[Task to complete]
In the entries below, count every line with the word "this". Return only the count.

[Figure dataset records]
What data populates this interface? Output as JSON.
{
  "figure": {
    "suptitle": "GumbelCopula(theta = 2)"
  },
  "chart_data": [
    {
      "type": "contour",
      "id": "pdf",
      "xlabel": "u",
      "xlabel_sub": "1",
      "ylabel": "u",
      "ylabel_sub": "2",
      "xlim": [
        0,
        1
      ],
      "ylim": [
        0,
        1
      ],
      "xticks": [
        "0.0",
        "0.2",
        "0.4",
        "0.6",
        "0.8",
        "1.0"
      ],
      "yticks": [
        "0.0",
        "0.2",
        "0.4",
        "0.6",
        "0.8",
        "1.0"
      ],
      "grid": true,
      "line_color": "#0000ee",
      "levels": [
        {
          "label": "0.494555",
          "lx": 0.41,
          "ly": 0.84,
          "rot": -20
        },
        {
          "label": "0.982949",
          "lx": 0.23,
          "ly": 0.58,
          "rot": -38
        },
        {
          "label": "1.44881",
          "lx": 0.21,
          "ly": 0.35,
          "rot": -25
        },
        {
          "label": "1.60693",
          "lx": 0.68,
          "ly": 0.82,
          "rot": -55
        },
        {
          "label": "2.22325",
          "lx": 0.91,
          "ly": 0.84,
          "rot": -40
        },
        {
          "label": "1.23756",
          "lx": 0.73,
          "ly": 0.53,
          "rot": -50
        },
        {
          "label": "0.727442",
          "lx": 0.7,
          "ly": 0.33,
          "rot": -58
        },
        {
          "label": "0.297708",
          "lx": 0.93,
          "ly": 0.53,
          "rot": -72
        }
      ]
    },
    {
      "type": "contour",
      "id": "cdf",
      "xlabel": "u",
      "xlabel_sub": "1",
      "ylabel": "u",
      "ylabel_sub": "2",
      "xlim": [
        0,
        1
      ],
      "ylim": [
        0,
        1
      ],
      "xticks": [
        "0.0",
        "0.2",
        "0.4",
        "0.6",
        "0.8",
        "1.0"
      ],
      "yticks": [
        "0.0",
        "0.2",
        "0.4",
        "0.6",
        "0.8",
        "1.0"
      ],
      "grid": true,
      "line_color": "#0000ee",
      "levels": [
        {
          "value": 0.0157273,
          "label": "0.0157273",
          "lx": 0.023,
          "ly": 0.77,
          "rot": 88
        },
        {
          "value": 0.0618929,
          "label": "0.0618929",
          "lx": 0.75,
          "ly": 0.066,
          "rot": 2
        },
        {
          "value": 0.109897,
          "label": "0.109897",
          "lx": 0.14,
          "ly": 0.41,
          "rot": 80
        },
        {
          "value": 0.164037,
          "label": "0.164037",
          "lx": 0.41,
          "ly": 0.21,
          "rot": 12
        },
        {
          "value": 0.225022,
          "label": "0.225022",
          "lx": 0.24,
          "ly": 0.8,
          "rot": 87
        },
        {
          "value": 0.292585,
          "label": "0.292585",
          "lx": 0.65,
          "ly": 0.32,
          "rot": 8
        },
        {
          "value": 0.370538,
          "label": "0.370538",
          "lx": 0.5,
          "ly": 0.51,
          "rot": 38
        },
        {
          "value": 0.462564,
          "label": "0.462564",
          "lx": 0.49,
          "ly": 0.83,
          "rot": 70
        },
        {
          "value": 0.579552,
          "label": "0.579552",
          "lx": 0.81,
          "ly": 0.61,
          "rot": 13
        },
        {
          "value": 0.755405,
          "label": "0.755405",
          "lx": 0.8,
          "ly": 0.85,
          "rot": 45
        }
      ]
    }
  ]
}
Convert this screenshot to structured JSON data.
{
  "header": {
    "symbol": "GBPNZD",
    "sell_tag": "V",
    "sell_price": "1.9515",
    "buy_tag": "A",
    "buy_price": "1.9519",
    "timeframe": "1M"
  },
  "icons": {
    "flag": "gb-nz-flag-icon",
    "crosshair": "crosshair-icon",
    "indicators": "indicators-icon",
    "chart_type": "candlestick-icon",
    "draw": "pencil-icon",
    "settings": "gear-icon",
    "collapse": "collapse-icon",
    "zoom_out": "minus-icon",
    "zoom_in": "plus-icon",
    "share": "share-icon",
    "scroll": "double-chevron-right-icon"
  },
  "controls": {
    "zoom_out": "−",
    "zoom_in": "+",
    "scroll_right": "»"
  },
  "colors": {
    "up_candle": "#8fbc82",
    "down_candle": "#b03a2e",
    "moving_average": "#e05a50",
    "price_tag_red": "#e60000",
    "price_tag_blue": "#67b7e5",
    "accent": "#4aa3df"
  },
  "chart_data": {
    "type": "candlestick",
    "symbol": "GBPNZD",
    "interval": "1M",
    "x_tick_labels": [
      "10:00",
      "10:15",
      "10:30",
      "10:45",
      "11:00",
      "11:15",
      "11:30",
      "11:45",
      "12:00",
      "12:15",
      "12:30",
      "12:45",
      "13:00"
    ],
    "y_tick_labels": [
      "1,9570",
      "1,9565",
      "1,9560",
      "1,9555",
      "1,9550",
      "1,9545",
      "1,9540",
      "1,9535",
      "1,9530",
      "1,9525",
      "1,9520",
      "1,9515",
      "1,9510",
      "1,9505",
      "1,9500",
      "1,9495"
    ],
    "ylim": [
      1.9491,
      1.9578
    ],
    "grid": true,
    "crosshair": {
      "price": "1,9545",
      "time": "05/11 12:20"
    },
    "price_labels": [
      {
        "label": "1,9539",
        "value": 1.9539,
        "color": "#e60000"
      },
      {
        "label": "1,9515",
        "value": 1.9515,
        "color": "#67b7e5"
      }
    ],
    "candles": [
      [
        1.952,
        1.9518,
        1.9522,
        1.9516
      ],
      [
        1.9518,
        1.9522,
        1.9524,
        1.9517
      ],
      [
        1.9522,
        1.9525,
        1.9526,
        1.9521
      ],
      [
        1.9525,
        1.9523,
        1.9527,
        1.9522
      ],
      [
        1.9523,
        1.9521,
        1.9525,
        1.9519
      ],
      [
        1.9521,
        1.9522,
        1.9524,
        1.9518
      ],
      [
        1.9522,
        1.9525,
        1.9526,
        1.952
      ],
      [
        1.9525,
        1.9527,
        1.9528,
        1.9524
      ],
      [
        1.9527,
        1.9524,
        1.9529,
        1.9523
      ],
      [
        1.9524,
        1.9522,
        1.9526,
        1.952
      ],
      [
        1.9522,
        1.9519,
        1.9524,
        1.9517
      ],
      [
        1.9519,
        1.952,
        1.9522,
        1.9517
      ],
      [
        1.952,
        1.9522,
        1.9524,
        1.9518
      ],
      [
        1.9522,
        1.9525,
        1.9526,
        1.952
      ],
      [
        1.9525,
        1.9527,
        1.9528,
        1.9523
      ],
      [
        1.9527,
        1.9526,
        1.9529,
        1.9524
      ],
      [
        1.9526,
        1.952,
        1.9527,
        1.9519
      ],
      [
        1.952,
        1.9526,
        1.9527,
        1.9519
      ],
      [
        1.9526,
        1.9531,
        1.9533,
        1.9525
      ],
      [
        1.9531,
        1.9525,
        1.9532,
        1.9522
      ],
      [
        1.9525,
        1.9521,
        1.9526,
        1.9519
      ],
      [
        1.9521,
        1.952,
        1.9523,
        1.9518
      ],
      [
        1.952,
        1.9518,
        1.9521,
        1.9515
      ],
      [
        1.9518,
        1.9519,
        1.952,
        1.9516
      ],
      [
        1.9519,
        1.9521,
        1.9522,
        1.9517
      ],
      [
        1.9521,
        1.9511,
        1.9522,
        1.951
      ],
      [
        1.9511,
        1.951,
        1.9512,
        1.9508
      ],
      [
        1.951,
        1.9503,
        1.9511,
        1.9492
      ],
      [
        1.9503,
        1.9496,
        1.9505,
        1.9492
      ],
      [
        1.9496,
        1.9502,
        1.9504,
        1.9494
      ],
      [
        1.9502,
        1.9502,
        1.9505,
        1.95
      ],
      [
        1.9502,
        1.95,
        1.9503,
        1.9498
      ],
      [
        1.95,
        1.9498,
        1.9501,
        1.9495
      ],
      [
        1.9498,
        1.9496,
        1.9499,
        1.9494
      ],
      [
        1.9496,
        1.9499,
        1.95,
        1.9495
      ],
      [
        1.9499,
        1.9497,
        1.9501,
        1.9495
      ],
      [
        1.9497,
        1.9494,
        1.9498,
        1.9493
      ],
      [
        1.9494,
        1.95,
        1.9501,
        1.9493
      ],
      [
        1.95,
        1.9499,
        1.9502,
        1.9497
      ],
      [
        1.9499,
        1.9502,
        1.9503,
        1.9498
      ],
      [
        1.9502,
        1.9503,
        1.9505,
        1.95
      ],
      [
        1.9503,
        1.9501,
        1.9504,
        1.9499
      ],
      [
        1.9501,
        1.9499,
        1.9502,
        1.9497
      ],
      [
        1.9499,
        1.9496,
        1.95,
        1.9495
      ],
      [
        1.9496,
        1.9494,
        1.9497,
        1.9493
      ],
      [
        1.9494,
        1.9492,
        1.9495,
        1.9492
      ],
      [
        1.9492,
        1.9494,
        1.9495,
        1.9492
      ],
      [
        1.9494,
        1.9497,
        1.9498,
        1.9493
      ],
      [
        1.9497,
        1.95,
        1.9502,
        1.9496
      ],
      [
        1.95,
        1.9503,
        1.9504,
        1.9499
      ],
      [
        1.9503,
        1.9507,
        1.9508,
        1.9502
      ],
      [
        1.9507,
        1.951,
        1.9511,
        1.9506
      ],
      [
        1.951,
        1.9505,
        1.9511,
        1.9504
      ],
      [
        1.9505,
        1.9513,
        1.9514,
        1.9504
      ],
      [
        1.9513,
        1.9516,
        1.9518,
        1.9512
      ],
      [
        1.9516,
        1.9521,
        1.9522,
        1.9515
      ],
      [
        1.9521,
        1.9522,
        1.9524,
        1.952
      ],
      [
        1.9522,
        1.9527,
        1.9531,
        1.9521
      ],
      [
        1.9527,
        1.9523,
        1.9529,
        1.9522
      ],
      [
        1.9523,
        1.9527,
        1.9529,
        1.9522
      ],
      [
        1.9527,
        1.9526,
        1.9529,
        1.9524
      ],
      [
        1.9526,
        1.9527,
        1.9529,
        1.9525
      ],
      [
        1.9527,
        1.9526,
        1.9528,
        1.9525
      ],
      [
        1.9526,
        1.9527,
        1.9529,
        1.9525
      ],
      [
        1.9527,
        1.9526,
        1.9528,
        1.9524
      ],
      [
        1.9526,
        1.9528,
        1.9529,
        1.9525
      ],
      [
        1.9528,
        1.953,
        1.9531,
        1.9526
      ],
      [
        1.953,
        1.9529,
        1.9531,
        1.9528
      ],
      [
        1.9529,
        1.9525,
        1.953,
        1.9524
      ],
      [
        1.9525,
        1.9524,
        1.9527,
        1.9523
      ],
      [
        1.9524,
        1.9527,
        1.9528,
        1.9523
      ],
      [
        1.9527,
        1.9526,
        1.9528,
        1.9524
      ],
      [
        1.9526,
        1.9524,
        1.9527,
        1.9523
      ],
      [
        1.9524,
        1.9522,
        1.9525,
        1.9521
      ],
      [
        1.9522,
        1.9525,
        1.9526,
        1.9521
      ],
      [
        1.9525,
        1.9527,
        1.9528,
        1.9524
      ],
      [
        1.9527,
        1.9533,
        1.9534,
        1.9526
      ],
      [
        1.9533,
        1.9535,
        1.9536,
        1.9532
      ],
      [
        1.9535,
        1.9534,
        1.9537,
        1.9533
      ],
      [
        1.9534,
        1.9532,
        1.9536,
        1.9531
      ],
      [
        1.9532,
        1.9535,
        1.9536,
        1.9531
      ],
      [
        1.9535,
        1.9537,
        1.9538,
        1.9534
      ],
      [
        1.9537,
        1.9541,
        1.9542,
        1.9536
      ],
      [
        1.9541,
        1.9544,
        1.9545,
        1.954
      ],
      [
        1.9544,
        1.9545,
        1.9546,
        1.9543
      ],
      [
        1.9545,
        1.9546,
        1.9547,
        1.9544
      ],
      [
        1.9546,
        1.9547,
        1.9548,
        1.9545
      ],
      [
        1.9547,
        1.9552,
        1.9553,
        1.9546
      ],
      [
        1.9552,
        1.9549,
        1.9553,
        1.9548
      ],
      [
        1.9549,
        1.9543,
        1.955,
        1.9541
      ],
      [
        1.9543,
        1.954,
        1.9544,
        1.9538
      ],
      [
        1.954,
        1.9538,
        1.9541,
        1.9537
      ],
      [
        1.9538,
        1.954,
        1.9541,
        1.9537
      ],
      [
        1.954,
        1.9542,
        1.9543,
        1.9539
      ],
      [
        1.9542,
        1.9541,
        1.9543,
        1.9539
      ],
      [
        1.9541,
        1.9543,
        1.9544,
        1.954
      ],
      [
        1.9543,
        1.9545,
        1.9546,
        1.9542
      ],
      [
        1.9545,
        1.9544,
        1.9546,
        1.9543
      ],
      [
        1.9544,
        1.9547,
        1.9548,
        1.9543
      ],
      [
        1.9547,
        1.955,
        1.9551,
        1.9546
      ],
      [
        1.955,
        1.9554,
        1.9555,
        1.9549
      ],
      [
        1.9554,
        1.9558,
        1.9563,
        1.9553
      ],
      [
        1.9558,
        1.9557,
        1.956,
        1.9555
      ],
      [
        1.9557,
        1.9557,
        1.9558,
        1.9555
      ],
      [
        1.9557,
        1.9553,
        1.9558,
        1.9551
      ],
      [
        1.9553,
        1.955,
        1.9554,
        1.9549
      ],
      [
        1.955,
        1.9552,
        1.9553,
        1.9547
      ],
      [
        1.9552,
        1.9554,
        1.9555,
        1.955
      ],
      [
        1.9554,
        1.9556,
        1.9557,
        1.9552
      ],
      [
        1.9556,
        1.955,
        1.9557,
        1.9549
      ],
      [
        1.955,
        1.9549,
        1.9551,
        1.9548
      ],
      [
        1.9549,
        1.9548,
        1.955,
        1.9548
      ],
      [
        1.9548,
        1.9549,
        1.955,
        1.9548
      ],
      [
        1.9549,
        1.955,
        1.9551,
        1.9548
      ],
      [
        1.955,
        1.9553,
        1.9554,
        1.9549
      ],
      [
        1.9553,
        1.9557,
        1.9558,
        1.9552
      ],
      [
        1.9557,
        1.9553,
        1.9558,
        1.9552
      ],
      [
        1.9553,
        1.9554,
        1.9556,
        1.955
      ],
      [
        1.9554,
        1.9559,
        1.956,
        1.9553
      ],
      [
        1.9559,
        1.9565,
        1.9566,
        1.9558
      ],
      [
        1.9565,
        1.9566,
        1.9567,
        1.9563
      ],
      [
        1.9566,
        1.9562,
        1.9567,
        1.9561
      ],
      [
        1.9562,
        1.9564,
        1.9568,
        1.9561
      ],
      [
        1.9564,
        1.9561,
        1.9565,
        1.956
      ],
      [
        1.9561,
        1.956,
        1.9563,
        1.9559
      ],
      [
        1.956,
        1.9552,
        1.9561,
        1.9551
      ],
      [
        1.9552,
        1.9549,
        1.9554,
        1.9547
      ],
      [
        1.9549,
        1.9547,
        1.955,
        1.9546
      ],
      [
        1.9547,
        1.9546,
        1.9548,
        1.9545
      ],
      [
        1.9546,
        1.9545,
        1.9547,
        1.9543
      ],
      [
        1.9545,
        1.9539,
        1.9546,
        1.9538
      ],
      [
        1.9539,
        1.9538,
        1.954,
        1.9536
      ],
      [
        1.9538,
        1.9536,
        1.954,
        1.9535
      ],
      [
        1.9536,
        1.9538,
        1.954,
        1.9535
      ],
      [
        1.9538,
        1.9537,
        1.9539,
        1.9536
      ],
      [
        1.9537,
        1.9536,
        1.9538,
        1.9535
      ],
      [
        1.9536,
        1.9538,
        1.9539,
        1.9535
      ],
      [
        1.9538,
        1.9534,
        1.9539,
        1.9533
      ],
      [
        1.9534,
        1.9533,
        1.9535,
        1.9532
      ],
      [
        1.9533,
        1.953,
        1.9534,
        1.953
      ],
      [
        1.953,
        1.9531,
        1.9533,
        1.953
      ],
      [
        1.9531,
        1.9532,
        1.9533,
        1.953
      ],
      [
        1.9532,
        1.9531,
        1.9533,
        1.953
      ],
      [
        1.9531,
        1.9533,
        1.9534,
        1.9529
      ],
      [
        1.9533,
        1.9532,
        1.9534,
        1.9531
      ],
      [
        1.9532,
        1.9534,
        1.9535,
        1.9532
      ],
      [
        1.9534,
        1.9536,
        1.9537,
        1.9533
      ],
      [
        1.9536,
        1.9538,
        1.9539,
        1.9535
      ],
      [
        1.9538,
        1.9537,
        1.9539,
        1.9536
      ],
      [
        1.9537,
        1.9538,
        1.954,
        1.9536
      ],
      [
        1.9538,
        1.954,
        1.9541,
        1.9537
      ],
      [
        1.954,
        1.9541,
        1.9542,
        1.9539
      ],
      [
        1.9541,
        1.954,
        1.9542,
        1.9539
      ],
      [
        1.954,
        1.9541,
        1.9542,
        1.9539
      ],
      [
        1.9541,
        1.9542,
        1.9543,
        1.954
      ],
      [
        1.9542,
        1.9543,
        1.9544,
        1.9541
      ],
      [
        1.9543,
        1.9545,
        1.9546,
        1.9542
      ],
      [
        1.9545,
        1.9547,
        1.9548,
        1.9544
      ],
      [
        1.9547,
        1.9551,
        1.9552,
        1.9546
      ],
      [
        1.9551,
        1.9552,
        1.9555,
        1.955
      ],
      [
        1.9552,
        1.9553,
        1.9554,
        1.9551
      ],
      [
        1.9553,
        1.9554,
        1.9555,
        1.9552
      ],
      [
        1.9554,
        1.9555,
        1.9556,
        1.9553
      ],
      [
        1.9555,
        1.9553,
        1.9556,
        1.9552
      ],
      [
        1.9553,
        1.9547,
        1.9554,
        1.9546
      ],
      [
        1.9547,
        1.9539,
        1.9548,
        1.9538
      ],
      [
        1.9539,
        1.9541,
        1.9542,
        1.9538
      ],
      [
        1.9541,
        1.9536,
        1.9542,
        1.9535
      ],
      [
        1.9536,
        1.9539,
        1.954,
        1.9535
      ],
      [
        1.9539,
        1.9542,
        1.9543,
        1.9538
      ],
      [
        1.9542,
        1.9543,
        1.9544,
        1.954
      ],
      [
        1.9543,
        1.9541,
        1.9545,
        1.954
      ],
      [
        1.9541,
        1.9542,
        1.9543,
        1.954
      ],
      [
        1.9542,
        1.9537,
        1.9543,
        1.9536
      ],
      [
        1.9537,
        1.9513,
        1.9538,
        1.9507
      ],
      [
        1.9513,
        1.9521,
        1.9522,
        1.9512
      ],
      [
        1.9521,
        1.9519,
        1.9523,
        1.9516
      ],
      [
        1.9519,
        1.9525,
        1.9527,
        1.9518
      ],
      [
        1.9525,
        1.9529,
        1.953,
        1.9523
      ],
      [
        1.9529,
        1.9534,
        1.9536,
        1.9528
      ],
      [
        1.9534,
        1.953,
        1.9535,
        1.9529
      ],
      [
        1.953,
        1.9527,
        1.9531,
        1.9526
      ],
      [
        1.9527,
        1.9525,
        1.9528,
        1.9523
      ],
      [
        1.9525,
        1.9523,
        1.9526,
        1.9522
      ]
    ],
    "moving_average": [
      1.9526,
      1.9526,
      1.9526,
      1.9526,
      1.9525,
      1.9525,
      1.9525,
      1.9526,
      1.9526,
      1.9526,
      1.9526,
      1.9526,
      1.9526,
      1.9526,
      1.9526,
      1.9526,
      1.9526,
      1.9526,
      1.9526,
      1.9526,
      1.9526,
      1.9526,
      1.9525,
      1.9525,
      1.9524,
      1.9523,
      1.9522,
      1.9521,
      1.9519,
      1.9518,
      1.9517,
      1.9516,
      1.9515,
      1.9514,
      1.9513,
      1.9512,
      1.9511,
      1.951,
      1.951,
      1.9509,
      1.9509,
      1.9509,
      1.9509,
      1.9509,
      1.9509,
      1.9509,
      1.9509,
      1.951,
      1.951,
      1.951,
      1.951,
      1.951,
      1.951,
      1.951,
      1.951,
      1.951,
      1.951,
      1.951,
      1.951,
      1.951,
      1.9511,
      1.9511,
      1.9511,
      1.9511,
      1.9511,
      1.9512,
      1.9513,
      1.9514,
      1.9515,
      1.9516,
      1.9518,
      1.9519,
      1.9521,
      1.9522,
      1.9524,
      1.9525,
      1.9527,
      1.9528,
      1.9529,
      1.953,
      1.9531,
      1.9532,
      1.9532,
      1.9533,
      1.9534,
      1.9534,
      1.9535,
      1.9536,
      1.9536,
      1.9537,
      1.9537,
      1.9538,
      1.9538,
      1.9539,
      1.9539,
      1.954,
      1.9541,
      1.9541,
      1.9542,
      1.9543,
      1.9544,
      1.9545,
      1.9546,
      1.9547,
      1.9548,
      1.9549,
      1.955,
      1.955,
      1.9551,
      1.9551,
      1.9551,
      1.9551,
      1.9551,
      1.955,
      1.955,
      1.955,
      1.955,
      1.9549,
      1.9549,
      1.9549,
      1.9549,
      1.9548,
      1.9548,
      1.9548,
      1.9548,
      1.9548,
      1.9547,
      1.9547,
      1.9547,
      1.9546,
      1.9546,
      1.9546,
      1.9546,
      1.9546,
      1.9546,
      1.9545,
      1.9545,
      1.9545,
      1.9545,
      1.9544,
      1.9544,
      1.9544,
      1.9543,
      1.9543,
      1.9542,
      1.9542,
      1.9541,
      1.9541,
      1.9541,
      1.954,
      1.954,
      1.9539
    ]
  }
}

[Answer to the problem]
2